- TASK BRIEF: Copy out every line in which the string "series" occurs.

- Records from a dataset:
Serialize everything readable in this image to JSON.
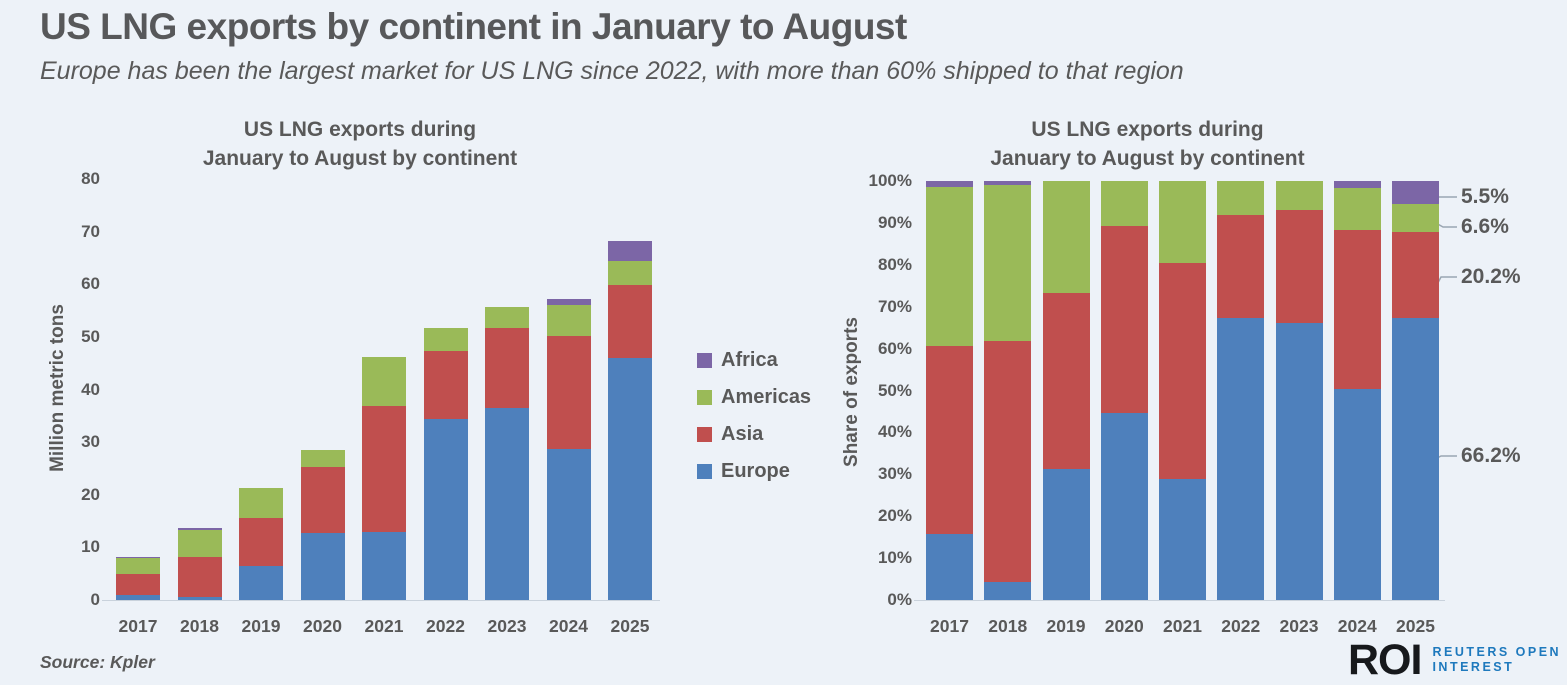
{
  "header": {
    "title": "US LNG exports by continent in January to August",
    "subtitle": "Europe has been the largest market for US LNG since 2022, with more than 60% shipped to that region"
  },
  "colors": {
    "background": "#edf2f8",
    "europe": "#4e80bc",
    "asia": "#c04f4e",
    "americas": "#9aba58",
    "africa": "#7c66a6",
    "text": "#595959",
    "roi_blue": "#1e79bd",
    "roi_dark": "#17191c"
  },
  "legend": {
    "items": [
      {
        "label": "Africa",
        "color": "#7c66a6"
      },
      {
        "label": "Americas",
        "color": "#9aba58"
      },
      {
        "label": "Asia",
        "color": "#c04f4e"
      },
      {
        "label": "Europe",
        "color": "#4e80bc"
      }
    ]
  },
  "chart_data": [
    {
      "type": "bar",
      "stacked": true,
      "title_line1": "US LNG exports during",
      "title_line2": "January to August by continent",
      "ylabel": "Million metric tons",
      "ylim": [
        0,
        80
      ],
      "ytick_values": [
        0,
        10,
        20,
        30,
        40,
        50,
        60,
        70,
        80
      ],
      "ytick_labels": [
        "0",
        "10",
        "20",
        "30",
        "40",
        "50",
        "60",
        "70",
        "80"
      ],
      "categories": [
        "2017",
        "2018",
        "2019",
        "2020",
        "2021",
        "2022",
        "2023",
        "2024",
        "2025"
      ],
      "series": [
        {
          "name": "Europe",
          "color": "#4e80bc",
          "values": [
            1.0,
            0.5,
            6.4,
            12.7,
            13.0,
            34.4,
            36.5,
            28.7,
            46.0
          ]
        },
        {
          "name": "Asia",
          "color": "#c04f4e",
          "values": [
            3.9,
            7.6,
            9.1,
            12.5,
            23.9,
            13.0,
            15.1,
            21.5,
            13.8
          ]
        },
        {
          "name": "Americas",
          "color": "#9aba58",
          "values": [
            3.0,
            5.3,
            5.7,
            3.3,
            9.2,
            4.2,
            4.1,
            5.8,
            4.6
          ]
        },
        {
          "name": "Africa",
          "color": "#7c66a6",
          "values": [
            0.2,
            0.2,
            0,
            0,
            0,
            0,
            0,
            1.2,
            3.8
          ]
        }
      ]
    },
    {
      "type": "bar",
      "stacked": true,
      "percent": true,
      "title_line1": "US LNG exports during",
      "title_line2": "January to August by continent",
      "ylabel": "Share of exports",
      "ylim": [
        0,
        100
      ],
      "ytick_values": [
        0,
        10,
        20,
        30,
        40,
        50,
        60,
        70,
        80,
        90,
        100
      ],
      "ytick_labels": [
        "0%",
        "10%",
        "20%",
        "30%",
        "40%",
        "50%",
        "60%",
        "70%",
        "80%",
        "90%",
        "100%"
      ],
      "categories": [
        "2017",
        "2018",
        "2019",
        "2020",
        "2021",
        "2022",
        "2023",
        "2024",
        "2025"
      ],
      "series": [
        {
          "name": "Europe",
          "color": "#4e80bc",
          "values": [
            15.7,
            4.2,
            31.3,
            44.7,
            29.0,
            67.3,
            66.0,
            50.3,
            66.2
          ]
        },
        {
          "name": "Asia",
          "color": "#c04f4e",
          "values": [
            44.9,
            57.6,
            42.0,
            44.6,
            51.5,
            24.5,
            27.0,
            38.0,
            20.2
          ]
        },
        {
          "name": "Americas",
          "color": "#9aba58",
          "values": [
            37.9,
            37.2,
            26.7,
            10.7,
            19.5,
            8.2,
            7.0,
            10.0,
            6.6
          ]
        },
        {
          "name": "Africa",
          "color": "#7c66a6",
          "values": [
            1.5,
            1.0,
            0,
            0,
            0,
            0,
            0,
            1.7,
            5.5
          ]
        }
      ],
      "annotations": [
        {
          "label": "5.5%",
          "series": "Africa"
        },
        {
          "label": "6.6%",
          "series": "Americas"
        },
        {
          "label": "20.2%",
          "series": "Asia"
        },
        {
          "label": "66.2%",
          "series": "Europe"
        }
      ]
    }
  ],
  "footer": {
    "source": "Source: Kpler",
    "logo": {
      "roi": "ROI",
      "line1": "REUTERS OPEN",
      "line2": "INTEREST"
    }
  }
}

- EXERCISE OUTPUT:
      "series": [
      "series": [
          "series": "Africa"
          "series": "Americas"
          "series": "Asia"
          "series": "Europe"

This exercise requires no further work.